--- Given information ---

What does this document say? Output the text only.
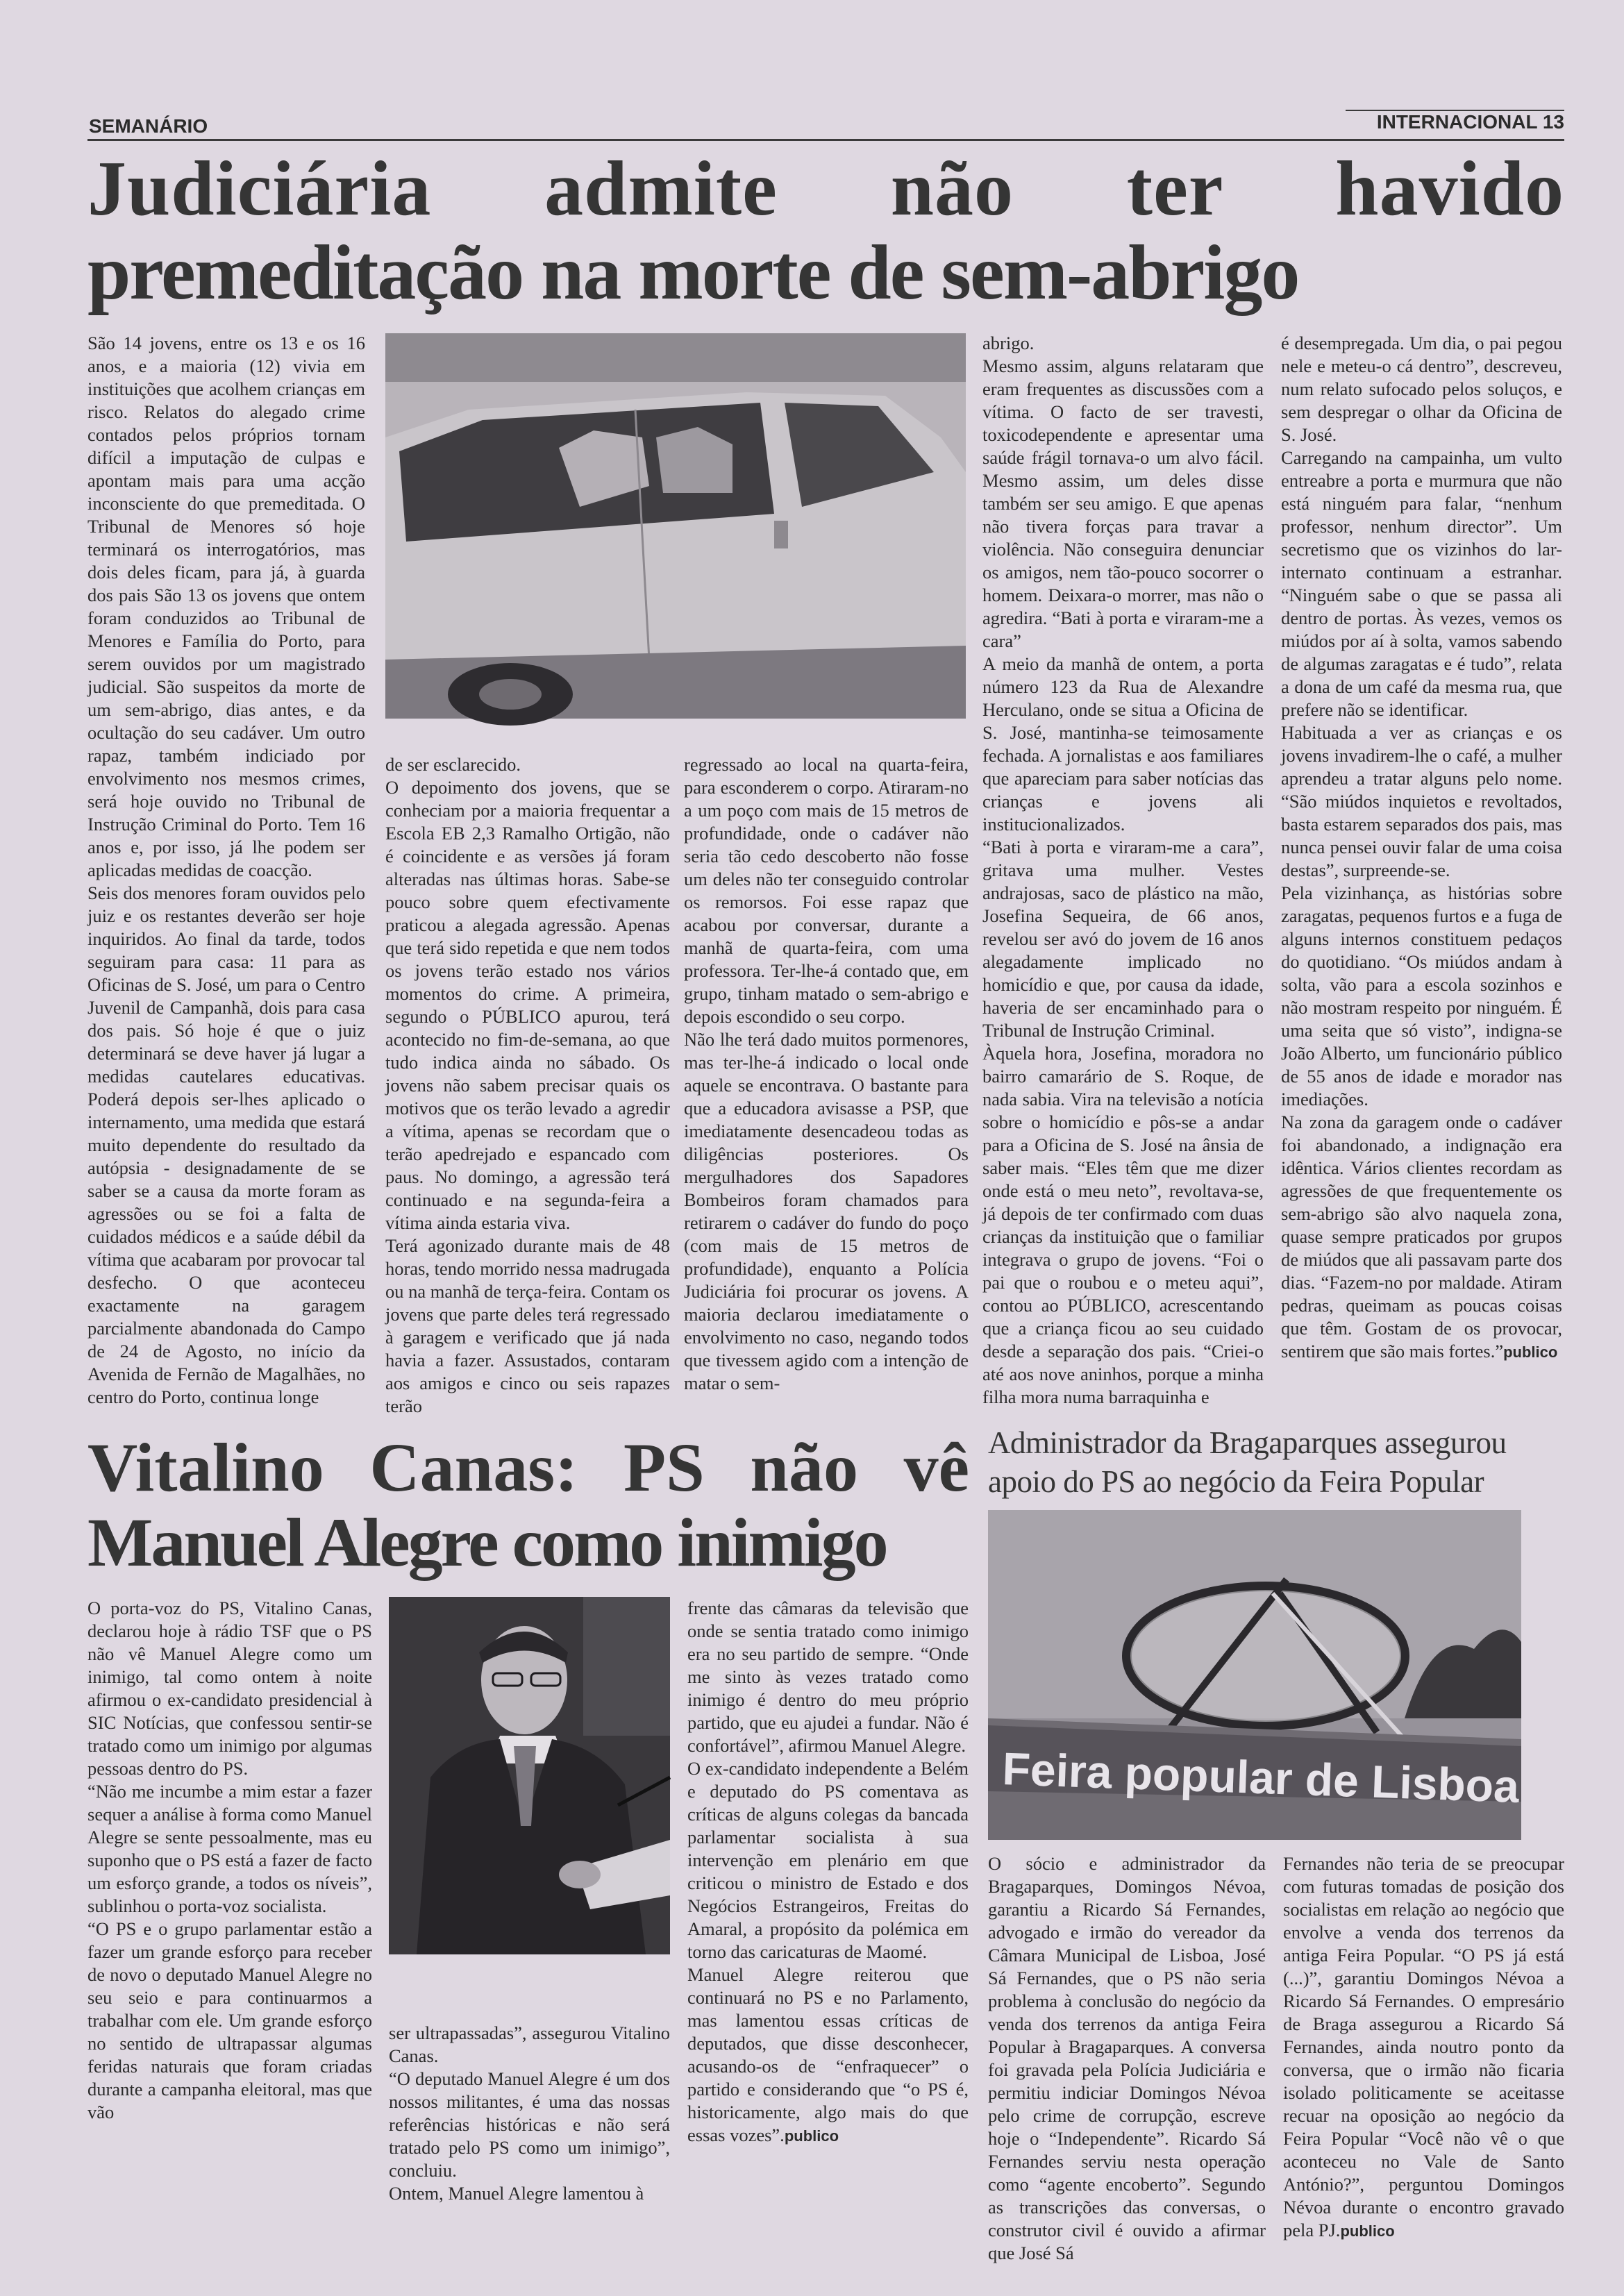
SEMANÁRIO	INTERNACIONAL 13
Judiciária admite não ter havido
premeditação na morte de sem-abrigo

São 14 jovens, entre os 13 e os 16 anos, e a maioria (12) vivia em instituições que acolhem crianças em risco. Relatos do alegado crime contados pelos próprios tornam difícil a imputação de culpas e apontam mais para uma acção inconsciente do que premeditada. O Tribunal de Menores só hoje terminará os interrogatórios, mas dois deles ficam, para já, à guarda dos pais São 13 os jovens que ontem foram conduzidos ao Tribunal de Menores e Família do Porto, para serem ouvidos por um magistrado judicial. São suspeitos da morte de um sem-abrigo, dias antes, e da ocultação do seu cadáver. Um outro rapaz, também indiciado por envolvimento nos mesmos crimes, será hoje ouvido no Tribunal de Instrução Criminal do Porto. Tem 16 anos e, por isso, já lhe podem ser aplicadas medidas de coacção.
Seis dos menores foram ouvidos pelo juiz e os restantes deverão ser hoje inquiridos. Ao final da tarde, todos seguiram para casa: 11 para as Oficinas de S. José, um para o Centro Juvenil de Campanhã, dois para casa dos pais. Só hoje é que o juiz determinará se deve haver já lugar a medidas cautelares educativas. Poderá depois ser-lhes aplicado o internamento, uma medida que estará muito dependente do resultado da autópsia - designadamente de se saber se a causa da morte foram as agressões ou se foi a falta de cuidados médicos e a saúde débil da vítima que acabaram por provocar tal desfecho. O que aconteceu exactamente na garagem parcialmente abandonada do Campo de 24 de Agosto, no início da Avenida de Fernão de Magalhães, no centro do Porto, continua longe

de ser esclarecido.
O depoimento dos jovens, que se conheciam por a maioria frequentar a Escola EB 2,3 Ramalho Ortigão, não é coincidente e as versões já foram alteradas nas últimas horas. Sabe-se pouco sobre quem efectivamente praticou a alegada agressão. Apenas que terá sido repetida e que nem todos os jovens terão estado nos vários momentos do crime. A primeira, segundo o PÚBLICO apurou, terá acontecido no fim-de-semana, ao que tudo indica ainda no sábado. Os jovens não sabem precisar quais os motivos que os terão levado a agredir a vítima, apenas se recordam que o terão apedrejado e espancado com paus. No domingo, a agressão terá continuado e na segunda-feira a vítima ainda estaria viva.
Terá agonizado durante mais de 48 horas, tendo morrido nessa madrugada ou na manhã de terça-feira. Contam os jovens que parte deles terá regressado à garagem e verificado que já nada havia a fazer. Assustados, contaram aos amigos e cinco ou seis rapazes terão

regressado ao local na quarta-feira, para esconderem o corpo. Atiraram-no a um poço com mais de 15 metros de profundidade, onde o cadáver não seria tão cedo descoberto não fosse um deles não ter conseguido controlar os remorsos. Foi esse rapaz que acabou por conversar, durante a manhã de quarta-feira, com uma professora. Ter-lhe-á contado que, em grupo, tinham matado o sem-abrigo e depois escondido o seu corpo.
Não lhe terá dado muitos pormenores, mas ter-lhe-á indicado o local onde aquele se encontrava. O bastante para que a educadora avisasse a PSP, que imediatamente desencadeou todas as diligências posteriores. Os mergulhadores dos Sapadores Bombeiros foram chamados para retirarem o cadáver do fundo do poço (com mais de 15 metros de profundidade), enquanto a Polícia Judiciária foi procurar os jovens. A maioria declarou imediatamente o envolvimento no caso, negando todos que tivessem agido com a intenção de matar o sem-

abrigo.
Mesmo assim, alguns relataram que eram frequentes as discussões com a vítima. O facto de ser travesti, toxicodependente e apresentar uma saúde frágil tornava-o um alvo fácil. Mesmo assim, um deles disse também ser seu amigo. E que apenas não tivera forças para travar a violência. Não conseguira denunciar os amigos, nem tão-pouco socorrer o homem. Deixara-o morrer, mas não o agredira. “Bati à porta e viraram-me a cara”
A meio da manhã de ontem, a porta número 123 da Rua de Alexandre Herculano, onde se situa a Oficina de S. José, mantinha-se teimosamente fechada. A jornalistas e aos familiares que apareciam para saber notícias das crianças e jovens ali institucionalizados.
“Bati à porta e viraram-me a cara”, gritava uma mulher. Vestes andrajosas, saco de plástico na mão, Josefina Sequeira, de 66 anos, revelou ser avó do jovem de 16 anos alegadamente implicado no homicídio e que, por causa da idade, haveria de ser encaminhado para o Tribunal de Instrução Criminal.
Àquela hora, Josefina, moradora no bairro camarário de S. Roque, de nada sabia. Vira na televisão a notícia sobre o homicídio e pôs-se a andar para a Oficina de S. José na ânsia de saber mais. “Eles têm que me dizer onde está o meu neto”, revoltava-se, já depois de ter confirmado com duas crianças da instituição que o familiar integrava o grupo de jovens. “Foi o pai que o roubou e o meteu aqui”, contou ao PÚBLICO, acrescentando que a criança ficou ao seu cuidado desde a separação dos pais. “Criei-o até aos nove aninhos, porque a minha filha mora numa barraquinha e

é desempregada. Um dia, o pai pegou nele e meteu-o cá dentro”, descreveu, num relato sufocado pelos soluços, e sem despregar o olhar da Oficina de S. José.
Carregando na campainha, um vulto entreabre a porta e murmura que não está ninguém para falar, “nenhum professor, nenhum director”. Um secretismo que os vizinhos do lar-internato continuam a estranhar. “Ninguém sabe o que se passa ali dentro de portas. Às vezes, vemos os miúdos por aí à solta, vamos sabendo de algumas zaragatas e é tudo”, relata a dona de um café da mesma rua, que prefere não se identificar.
Habituada a ver as crianças e os jovens invadirem-lhe o café, a mulher aprendeu a tratar alguns pelo nome. “São miúdos inquietos e revoltados, basta estarem separados dos pais, mas nunca pensei ouvir falar de uma coisa destas”, surpreende-se.
Pela vizinhança, as histórias sobre zaragatas, pequenos furtos e a fuga de alguns internos constituem pedaços do quotidiano. “Os miúdos andam à solta, vão para a escola sozinhos e não mostram respeito por ninguém. É uma seita que só visto”, indigna-se João Alberto, um funcionário público de 55 anos de idade e morador nas imediações.
Na zona da garagem onde o cadáver foi abandonado, a indignação era idêntica. Vários clientes recordam as agressões de que frequentemente os sem-abrigo são alvo naquela zona, quase sempre praticados por grupos de miúdos que ali passavam parte dos dias. “Fazem-no por maldade. Atiram pedras, queimam as poucas coisas que têm. Gostam de os provocar, sentirem que são mais fortes.”publico

Vitalino Canas: PS não vê
Manuel Alegre como inimigo

O porta-voz do PS, Vitalino Canas, declarou hoje à rádio TSF que o PS não vê Manuel Alegre como um inimigo, tal como ontem à noite afirmou o ex-candidato presidencial à SIC Notícias, que confessou sentir-se tratado como um inimigo por algumas pessoas dentro do PS.
“Não me incumbe a mim estar a fazer sequer a análise à forma como Manuel Alegre se sente pessoalmente, mas eu suponho que o PS está a fazer de facto um esforço grande, a todos os níveis”, sublinhou o porta-voz socialista.
“O PS e o grupo parlamentar estão a fazer um grande esforço para receber de novo o deputado Manuel Alegre no seu seio e para continuarmos a trabalhar com ele. Um grande esforço no sentido de ultrapassar algumas feridas naturais que foram criadas durante a campanha eleitoral, mas que vão

ser ultrapassadas”, assegurou Vitalino Canas.
“O deputado Manuel Alegre é um dos nossos militantes, é uma das nossas referências históricas e não será tratado pelo PS como um inimigo”, concluiu.
Ontem, Manuel Alegre lamentou à

frente das câmaras da televisão que onde se sentia tratado como inimigo era no seu partido de sempre. “Onde me sinto às vezes tratado como inimigo é dentro do meu próprio partido, que eu ajudei a fundar. Não é confortável”, afirmou Manuel Alegre.
O ex-candidato independente a Belém e deputado do PS comentava as críticas de alguns colegas da bancada parlamentar socialista à sua intervenção em plenário em que criticou o ministro de Estado e dos Negócios Estrangeiros, Freitas do Amaral, a propósito da polémica em torno das caricaturas de Maomé.
Manuel Alegre reiterou que continuará no PS e no Parlamento, mas lamentou essas críticas de deputados, que disse desconhecer, acusando-os de “enfraquecer” o partido e considerando que “o PS é, historicamente, algo mais do que essas vozes”.publico

Administrador da Bragaparques assegurou
apoio do PS ao negócio da Feira Popular
Feira popular de Lisboa

O sócio e administrador da Bragaparques, Domingos Névoa, garantiu a Ricardo Sá Fernandes, advogado e irmão do vereador da Câmara Municipal de Lisboa, José Sá Fernandes, que o PS não seria problema à conclusão do negócio da venda dos terrenos da antiga Feira Popular à Bragaparques. A conversa foi gravada pela Polícia Judiciária e permitiu indiciar Domingos Névoa pelo crime de corrupção, escreve hoje o “Independente”. Ricardo Sá Fernandes serviu nesta operação como “agente encoberto”. Segundo as transcrições das conversas, o construtor civil é ouvido a afirmar que José Sá

Fernandes não teria de se preocupar com futuras tomadas de posição dos socialistas em relação ao negócio que envolve a venda dos terrenos da antiga Feira Popular. “O PS já está (...)”, garantiu Domingos Névoa a Ricardo Sá Fernandes. O empresário de Braga assegurou a Ricardo Sá Fernandes, ainda noutro ponto da conversa, que o irmão não ficaria isolado politicamente se aceitasse recuar na oposição ao negócio da Feira Popular “Você não vê o que aconteceu no Vale de Santo António?”, perguntou Domingos Névoa durante o encontro gravado pela PJ.publico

---

What this task involves: In the listing above, locate each line with "partido" and copy it.

Output below:
frente das câmaras da televisão que onde se sentia tratado como inimigo era no seu partido de sempre. “Onde me sinto às vezes tratado como inimigo é dentro do meu próprio partido, que eu ajudei a fundar. Não é confortável”, afirmou Manuel Alegre.
Manuel Alegre reiterou que continuará no PS e no Parlamento, mas lamentou essas críticas de deputados, que disse desconhecer, acusando-os de “enfraquecer” o partido e considerando que “o PS é, historicamente, algo mais do que essas vozes”.publico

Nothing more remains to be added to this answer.